START INFORMATION SHOWN

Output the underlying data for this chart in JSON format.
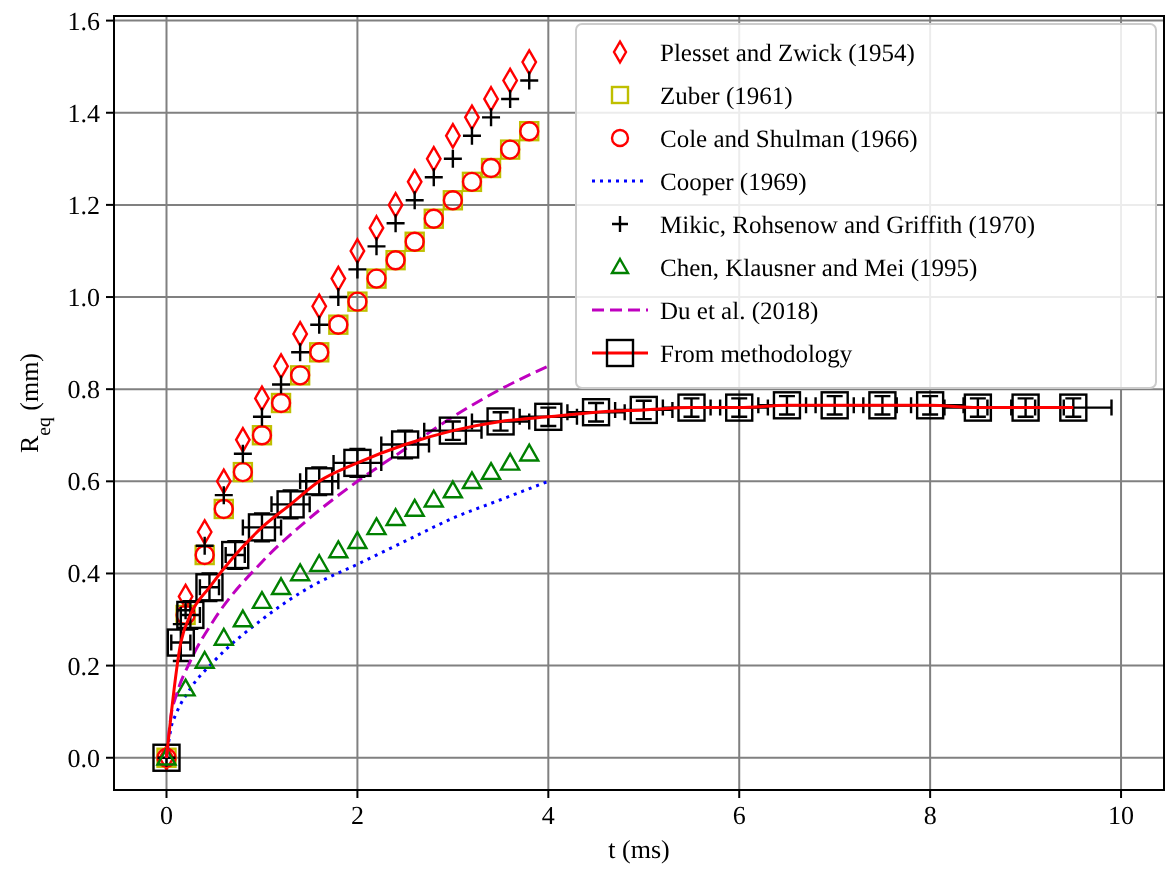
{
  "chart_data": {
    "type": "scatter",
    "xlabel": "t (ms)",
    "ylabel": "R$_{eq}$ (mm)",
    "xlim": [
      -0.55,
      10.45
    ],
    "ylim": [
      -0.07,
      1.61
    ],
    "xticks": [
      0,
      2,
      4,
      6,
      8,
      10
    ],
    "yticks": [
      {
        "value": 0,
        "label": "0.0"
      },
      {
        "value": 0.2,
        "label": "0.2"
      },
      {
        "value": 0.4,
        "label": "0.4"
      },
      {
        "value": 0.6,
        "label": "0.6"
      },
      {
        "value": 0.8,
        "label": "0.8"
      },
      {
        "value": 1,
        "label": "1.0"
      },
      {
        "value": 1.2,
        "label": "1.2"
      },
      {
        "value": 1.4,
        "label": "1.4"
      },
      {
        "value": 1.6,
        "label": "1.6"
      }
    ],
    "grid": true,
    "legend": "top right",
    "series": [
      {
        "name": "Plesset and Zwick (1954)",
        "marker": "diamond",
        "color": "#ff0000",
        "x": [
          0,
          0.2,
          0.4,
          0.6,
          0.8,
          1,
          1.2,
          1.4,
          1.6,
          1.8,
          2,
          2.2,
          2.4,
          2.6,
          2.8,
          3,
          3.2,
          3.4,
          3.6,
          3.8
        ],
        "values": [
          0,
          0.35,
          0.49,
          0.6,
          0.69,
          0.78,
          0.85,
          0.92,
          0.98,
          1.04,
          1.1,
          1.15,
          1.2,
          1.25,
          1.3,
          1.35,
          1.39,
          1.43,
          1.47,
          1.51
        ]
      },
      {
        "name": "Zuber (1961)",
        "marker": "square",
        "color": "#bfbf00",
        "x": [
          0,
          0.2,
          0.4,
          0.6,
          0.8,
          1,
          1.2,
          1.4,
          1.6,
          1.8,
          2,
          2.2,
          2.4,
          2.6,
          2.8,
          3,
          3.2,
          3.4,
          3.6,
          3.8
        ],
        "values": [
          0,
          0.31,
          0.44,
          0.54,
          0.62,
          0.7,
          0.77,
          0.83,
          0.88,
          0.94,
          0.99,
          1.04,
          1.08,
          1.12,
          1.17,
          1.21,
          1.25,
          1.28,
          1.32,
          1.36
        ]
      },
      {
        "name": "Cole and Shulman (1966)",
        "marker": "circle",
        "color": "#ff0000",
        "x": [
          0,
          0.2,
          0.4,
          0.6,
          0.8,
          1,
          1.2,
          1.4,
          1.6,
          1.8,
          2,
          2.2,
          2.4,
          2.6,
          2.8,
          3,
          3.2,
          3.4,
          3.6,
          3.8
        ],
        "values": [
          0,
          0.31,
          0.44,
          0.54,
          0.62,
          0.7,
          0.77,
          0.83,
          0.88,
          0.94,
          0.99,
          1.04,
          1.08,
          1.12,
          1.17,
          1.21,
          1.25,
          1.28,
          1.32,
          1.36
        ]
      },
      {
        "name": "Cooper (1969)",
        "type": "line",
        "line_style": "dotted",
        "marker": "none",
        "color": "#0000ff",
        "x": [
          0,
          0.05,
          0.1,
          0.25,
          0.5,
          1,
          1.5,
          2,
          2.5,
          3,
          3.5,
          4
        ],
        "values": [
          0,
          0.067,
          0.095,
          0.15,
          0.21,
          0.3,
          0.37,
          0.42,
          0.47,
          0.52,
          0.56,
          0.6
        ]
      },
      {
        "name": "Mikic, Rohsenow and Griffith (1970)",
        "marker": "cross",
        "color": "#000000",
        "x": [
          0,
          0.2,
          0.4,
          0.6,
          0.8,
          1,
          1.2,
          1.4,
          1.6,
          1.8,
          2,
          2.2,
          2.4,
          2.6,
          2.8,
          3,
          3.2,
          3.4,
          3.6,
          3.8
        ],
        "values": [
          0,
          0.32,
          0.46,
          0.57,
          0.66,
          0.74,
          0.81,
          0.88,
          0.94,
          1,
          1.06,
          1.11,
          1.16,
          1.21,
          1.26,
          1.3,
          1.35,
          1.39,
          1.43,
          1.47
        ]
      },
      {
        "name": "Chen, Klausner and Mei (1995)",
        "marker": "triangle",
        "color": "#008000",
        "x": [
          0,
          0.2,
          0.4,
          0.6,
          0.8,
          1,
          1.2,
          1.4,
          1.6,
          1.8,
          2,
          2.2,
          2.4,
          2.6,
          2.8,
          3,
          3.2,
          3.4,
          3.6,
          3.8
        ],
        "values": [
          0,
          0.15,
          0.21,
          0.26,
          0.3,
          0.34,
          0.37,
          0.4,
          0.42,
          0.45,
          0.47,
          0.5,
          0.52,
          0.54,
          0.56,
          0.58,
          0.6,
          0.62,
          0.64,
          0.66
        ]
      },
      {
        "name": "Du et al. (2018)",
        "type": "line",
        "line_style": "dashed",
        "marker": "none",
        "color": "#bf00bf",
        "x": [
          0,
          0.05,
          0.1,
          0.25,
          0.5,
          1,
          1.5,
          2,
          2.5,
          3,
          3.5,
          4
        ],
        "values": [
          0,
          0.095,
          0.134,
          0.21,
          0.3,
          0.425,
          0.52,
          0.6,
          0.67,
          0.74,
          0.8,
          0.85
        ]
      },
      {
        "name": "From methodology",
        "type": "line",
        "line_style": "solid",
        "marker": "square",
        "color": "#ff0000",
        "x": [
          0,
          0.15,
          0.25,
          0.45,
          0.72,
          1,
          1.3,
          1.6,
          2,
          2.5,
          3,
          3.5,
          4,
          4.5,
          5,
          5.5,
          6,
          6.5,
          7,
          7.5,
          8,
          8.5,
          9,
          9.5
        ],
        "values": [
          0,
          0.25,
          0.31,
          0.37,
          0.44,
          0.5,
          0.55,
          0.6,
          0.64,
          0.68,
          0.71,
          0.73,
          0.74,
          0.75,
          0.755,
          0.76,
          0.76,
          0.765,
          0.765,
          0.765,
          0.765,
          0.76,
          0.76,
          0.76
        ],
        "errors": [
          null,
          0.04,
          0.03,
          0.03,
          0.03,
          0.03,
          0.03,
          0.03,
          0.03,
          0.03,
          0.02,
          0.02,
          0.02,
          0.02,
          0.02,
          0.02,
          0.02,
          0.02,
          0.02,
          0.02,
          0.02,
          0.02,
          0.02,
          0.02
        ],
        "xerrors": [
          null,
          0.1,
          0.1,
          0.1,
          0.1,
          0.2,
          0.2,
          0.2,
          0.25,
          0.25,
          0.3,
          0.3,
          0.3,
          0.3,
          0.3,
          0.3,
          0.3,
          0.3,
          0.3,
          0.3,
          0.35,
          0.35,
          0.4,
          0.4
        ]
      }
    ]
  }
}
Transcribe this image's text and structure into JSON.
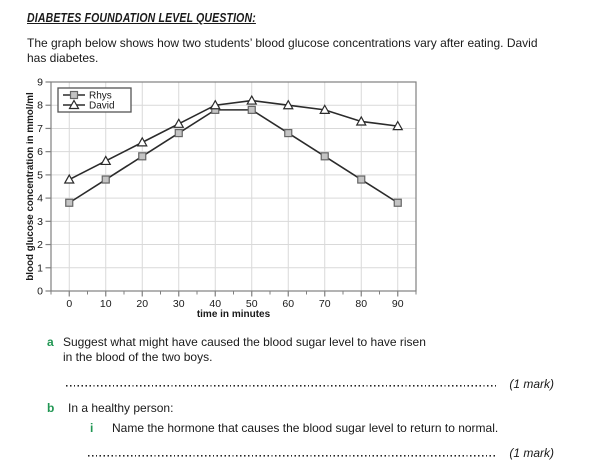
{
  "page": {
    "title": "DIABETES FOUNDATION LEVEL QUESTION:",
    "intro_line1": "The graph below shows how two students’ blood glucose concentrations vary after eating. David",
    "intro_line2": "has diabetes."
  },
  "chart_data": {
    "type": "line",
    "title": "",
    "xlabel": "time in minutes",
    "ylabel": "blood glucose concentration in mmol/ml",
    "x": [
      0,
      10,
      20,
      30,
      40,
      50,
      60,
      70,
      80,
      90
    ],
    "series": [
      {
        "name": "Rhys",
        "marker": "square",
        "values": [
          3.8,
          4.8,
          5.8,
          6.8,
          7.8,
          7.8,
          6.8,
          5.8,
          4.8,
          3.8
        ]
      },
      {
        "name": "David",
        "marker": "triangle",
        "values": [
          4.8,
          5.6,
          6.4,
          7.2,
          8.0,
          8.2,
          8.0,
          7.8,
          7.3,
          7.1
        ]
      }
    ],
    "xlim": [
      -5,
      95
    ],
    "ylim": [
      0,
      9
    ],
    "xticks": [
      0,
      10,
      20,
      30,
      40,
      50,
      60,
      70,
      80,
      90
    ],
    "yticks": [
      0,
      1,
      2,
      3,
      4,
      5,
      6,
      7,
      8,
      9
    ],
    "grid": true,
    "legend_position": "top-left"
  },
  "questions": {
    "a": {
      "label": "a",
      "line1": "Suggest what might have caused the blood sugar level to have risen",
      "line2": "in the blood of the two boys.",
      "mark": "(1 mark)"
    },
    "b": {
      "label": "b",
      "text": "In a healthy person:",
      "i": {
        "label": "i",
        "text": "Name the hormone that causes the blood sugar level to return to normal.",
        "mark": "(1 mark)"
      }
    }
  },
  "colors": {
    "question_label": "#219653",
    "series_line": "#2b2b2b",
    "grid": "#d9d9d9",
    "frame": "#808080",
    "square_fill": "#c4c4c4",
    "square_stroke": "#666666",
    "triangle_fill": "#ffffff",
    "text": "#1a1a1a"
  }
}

END INFORMATION SHOWN

▸ BRIEF: Considering only the records above, state the number of lines that include the word "glucose", with nothing added.

▸ SOLVED PROBLEM: 2